## Request
Retype the material in full, keeping every word the same.

## Recorded data
* * *
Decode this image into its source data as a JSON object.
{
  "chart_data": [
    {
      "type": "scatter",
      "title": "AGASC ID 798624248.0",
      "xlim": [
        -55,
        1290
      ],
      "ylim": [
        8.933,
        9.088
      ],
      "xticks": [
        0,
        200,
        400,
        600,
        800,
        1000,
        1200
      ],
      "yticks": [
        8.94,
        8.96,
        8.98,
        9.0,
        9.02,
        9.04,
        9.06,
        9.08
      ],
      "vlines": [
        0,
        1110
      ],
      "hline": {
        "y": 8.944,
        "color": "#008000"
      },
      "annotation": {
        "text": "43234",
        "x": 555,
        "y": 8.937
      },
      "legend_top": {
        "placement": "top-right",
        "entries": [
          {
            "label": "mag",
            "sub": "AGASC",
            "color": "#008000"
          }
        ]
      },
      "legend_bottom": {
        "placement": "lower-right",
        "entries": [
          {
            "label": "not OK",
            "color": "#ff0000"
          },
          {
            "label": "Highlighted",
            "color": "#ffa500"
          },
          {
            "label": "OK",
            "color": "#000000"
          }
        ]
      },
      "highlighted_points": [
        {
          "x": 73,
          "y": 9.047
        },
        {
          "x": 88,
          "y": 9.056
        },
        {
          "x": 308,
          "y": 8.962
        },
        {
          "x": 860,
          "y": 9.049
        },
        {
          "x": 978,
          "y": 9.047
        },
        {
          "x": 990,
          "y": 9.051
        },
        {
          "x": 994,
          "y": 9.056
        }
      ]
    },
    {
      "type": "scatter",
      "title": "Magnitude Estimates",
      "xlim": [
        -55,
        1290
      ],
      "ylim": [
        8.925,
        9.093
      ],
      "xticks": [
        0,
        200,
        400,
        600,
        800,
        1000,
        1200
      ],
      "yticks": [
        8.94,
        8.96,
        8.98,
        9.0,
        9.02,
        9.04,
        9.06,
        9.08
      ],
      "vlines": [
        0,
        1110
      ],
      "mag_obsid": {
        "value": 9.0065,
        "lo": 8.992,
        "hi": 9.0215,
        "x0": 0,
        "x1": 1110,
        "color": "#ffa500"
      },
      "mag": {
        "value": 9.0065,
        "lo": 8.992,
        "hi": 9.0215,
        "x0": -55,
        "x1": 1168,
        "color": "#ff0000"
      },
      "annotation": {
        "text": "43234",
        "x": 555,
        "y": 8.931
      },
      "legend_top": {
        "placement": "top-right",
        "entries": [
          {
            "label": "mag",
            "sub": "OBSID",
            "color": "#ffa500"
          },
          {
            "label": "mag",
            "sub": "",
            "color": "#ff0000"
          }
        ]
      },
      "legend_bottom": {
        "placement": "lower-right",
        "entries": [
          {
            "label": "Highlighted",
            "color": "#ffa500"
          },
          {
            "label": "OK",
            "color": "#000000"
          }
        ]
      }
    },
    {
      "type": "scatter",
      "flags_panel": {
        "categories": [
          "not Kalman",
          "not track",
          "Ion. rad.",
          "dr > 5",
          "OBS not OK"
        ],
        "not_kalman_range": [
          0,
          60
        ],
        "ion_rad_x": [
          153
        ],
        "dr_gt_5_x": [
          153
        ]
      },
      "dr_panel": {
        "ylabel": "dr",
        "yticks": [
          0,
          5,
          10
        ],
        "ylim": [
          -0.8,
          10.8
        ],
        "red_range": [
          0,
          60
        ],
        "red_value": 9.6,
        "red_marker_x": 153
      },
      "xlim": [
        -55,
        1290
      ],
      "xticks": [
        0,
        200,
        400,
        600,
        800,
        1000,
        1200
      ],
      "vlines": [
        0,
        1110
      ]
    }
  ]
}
* * *
## Response to the task
Decode this image into its source data as a JSON object.
{
  "chart_data": [
    {
      "type": "scatter",
      "title": "AGASC ID 798624248.0",
      "xlim": [
        -55,
        1290
      ],
      "ylim": [
        8.933,
        9.088
      ],
      "xticks": [
        0,
        200,
        400,
        600,
        800,
        1000,
        1200
      ],
      "yticks": [
        8.94,
        8.96,
        8.98,
        9.0,
        9.02,
        9.04,
        9.06,
        9.08
      ],
      "vlines": [
        0,
        1110
      ],
      "hline": {
        "y": 8.944,
        "color": "#008000"
      },
      "annotation": {
        "text": "43234",
        "x": 555,
        "y": 8.937
      },
      "legend_top": {
        "placement": "top-right",
        "entries": [
          {
            "label": "mag",
            "sub": "AGASC",
            "color": "#008000"
          }
        ]
      },
      "legend_bottom": {
        "placement": "lower-right",
        "entries": [
          {
            "label": "not OK",
            "color": "#ff0000"
          },
          {
            "label": "Highlighted",
            "color": "#ffa500"
          },
          {
            "label": "OK",
            "color": "#000000"
          }
        ]
      },
      "highlighted_points": [
        {
          "x": 73,
          "y": 9.047
        },
        {
          "x": 88,
          "y": 9.056
        },
        {
          "x": 308,
          "y": 8.962
        },
        {
          "x": 860,
          "y": 9.049
        },
        {
          "x": 978,
          "y": 9.047
        },
        {
          "x": 990,
          "y": 9.051
        },
        {
          "x": 994,
          "y": 9.056
        }
      ]
    },
    {
      "type": "scatter",
      "title": "Magnitude Estimates",
      "xlim": [
        -55,
        1290
      ],
      "ylim": [
        8.925,
        9.093
      ],
      "xticks": [
        0,
        200,
        400,
        600,
        800,
        1000,
        1200
      ],
      "yticks": [
        8.94,
        8.96,
        8.98,
        9.0,
        9.02,
        9.04,
        9.06,
        9.08
      ],
      "vlines": [
        0,
        1110
      ],
      "mag_obsid": {
        "value": 9.0065,
        "lo": 8.992,
        "hi": 9.0215,
        "x0": 0,
        "x1": 1110,
        "color": "#ffa500"
      },
      "mag": {
        "value": 9.0065,
        "lo": 8.992,
        "hi": 9.0215,
        "x0": -55,
        "x1": 1168,
        "color": "#ff0000"
      },
      "annotation": {
        "text": "43234",
        "x": 555,
        "y": 8.931
      },
      "legend_top": {
        "placement": "top-right",
        "entries": [
          {
            "label": "mag",
            "sub": "OBSID",
            "color": "#ffa500"
          },
          {
            "label": "mag",
            "sub": "",
            "color": "#ff0000"
          }
        ]
      },
      "legend_bottom": {
        "placement": "lower-right",
        "entries": [
          {
            "label": "Highlighted",
            "color": "#ffa500"
          },
          {
            "label": "OK",
            "color": "#000000"
          }
        ]
      }
    },
    {
      "type": "scatter",
      "flags_panel": {
        "categories": [
          "not Kalman",
          "not track",
          "Ion. rad.",
          "dr > 5",
          "OBS not OK"
        ],
        "not_kalman_range": [
          0,
          60
        ],
        "ion_rad_x": [
          153
        ],
        "dr_gt_5_x": [
          153
        ]
      },
      "dr_panel": {
        "ylabel": "dr",
        "yticks": [
          0,
          5,
          10
        ],
        "ylim": [
          -0.8,
          10.8
        ],
        "red_range": [
          0,
          60
        ],
        "red_value": 9.6,
        "red_marker_x": 153
      },
      "xlim": [
        -55,
        1290
      ],
      "xticks": [
        0,
        200,
        400,
        600,
        800,
        1000,
        1200
      ],
      "vlines": [
        0,
        1110
      ]
    }
  ]
}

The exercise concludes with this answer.